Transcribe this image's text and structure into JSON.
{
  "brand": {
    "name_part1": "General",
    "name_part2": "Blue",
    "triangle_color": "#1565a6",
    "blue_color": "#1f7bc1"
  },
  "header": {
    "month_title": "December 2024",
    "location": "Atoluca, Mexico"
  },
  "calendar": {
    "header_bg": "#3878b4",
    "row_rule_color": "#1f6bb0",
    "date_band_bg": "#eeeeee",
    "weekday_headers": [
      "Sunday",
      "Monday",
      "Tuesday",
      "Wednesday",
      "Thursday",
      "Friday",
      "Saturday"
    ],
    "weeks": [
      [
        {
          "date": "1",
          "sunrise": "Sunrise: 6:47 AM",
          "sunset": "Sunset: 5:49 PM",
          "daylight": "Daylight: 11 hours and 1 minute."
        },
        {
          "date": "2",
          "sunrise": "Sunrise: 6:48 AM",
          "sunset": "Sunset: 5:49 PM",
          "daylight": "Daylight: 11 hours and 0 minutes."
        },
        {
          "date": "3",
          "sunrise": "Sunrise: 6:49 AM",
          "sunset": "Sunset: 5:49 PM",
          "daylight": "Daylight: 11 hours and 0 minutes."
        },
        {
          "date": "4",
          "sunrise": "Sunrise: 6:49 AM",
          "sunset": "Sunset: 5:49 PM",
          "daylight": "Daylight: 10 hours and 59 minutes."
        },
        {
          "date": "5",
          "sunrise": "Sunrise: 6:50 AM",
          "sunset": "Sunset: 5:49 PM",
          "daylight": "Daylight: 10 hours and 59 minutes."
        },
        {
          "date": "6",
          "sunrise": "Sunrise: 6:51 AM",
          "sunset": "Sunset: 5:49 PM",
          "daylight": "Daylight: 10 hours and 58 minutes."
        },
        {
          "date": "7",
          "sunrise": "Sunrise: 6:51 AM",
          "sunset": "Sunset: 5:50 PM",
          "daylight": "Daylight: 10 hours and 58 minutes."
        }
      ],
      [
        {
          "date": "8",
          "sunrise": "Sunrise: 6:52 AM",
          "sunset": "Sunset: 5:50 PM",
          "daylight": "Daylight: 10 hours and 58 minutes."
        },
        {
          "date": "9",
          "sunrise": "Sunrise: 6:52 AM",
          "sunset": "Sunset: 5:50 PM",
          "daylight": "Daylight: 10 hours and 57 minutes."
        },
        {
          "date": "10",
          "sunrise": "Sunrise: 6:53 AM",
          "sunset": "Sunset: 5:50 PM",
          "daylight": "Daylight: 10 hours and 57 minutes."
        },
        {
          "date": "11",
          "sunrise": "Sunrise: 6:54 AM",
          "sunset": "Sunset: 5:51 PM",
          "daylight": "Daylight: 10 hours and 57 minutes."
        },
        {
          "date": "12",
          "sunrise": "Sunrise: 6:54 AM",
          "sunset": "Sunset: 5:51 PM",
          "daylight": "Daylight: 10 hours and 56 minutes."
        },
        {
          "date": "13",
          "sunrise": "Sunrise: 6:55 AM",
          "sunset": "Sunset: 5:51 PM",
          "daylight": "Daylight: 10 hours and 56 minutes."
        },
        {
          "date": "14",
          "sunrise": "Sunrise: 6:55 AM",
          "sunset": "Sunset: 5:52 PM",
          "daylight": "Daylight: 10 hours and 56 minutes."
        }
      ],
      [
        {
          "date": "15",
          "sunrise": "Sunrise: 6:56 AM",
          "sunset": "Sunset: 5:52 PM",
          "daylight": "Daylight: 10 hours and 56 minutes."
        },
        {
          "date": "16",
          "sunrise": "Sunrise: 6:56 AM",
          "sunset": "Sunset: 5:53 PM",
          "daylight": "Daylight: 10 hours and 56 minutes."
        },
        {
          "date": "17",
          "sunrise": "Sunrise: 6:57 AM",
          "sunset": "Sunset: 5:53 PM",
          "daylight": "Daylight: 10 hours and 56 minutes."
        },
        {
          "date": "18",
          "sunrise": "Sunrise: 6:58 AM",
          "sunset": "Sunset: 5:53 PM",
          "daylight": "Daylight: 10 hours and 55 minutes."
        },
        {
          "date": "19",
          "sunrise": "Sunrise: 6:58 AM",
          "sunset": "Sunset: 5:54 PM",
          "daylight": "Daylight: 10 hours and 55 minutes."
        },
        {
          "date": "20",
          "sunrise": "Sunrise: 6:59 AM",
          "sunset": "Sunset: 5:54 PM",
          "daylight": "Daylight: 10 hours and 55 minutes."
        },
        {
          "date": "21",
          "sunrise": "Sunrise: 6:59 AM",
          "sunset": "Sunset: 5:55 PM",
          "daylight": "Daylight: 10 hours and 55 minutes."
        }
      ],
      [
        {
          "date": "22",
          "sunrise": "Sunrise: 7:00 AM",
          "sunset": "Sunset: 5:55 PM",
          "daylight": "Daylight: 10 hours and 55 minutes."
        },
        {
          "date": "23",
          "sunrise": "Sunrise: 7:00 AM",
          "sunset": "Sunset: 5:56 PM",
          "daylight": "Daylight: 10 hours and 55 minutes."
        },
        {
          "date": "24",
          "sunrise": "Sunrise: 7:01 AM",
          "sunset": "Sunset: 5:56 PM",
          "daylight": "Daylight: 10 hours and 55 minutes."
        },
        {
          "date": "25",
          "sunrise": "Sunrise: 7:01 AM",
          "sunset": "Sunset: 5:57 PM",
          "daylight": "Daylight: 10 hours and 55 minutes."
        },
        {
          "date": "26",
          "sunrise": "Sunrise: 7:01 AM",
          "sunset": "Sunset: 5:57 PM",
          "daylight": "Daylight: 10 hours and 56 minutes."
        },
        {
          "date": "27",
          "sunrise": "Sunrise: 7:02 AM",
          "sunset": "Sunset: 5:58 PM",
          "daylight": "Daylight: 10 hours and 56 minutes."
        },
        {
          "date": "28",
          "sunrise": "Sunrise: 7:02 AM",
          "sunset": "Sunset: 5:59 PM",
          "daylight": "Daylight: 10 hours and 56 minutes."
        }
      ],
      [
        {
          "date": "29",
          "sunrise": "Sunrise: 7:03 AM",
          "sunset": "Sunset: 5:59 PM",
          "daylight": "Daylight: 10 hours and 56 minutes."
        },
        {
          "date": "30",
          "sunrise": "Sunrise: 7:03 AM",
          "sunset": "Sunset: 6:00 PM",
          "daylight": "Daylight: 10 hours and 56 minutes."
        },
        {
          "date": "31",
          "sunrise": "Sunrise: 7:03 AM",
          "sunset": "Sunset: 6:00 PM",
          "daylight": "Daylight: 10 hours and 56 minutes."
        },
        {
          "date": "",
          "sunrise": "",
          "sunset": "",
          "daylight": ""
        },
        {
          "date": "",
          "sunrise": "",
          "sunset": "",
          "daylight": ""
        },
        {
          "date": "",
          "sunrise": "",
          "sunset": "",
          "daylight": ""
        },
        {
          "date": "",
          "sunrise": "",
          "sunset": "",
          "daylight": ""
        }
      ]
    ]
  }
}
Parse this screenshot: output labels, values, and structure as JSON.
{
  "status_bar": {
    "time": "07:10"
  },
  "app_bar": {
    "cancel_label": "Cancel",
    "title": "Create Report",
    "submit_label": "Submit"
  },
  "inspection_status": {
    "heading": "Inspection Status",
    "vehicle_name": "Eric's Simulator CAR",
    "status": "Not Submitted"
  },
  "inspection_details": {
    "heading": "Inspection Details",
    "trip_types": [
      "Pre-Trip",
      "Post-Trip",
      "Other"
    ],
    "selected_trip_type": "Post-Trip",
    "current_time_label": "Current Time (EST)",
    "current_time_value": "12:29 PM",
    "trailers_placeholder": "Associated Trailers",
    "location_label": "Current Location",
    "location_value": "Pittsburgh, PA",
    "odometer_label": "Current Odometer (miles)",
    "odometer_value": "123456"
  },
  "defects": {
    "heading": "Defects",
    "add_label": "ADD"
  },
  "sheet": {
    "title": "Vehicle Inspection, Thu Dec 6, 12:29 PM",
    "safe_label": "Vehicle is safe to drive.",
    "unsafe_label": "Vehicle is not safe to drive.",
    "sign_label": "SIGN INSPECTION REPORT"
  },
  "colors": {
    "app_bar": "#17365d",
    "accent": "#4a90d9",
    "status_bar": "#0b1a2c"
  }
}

* * *

» **TASK**
Filter the records down to the lines that contain the string "this", and copy those lines.

» **FULL RESPONSE**
Transcribe this image's text and structure into JSON.
Parse this screenshot: output labels, values, and structure as JSON.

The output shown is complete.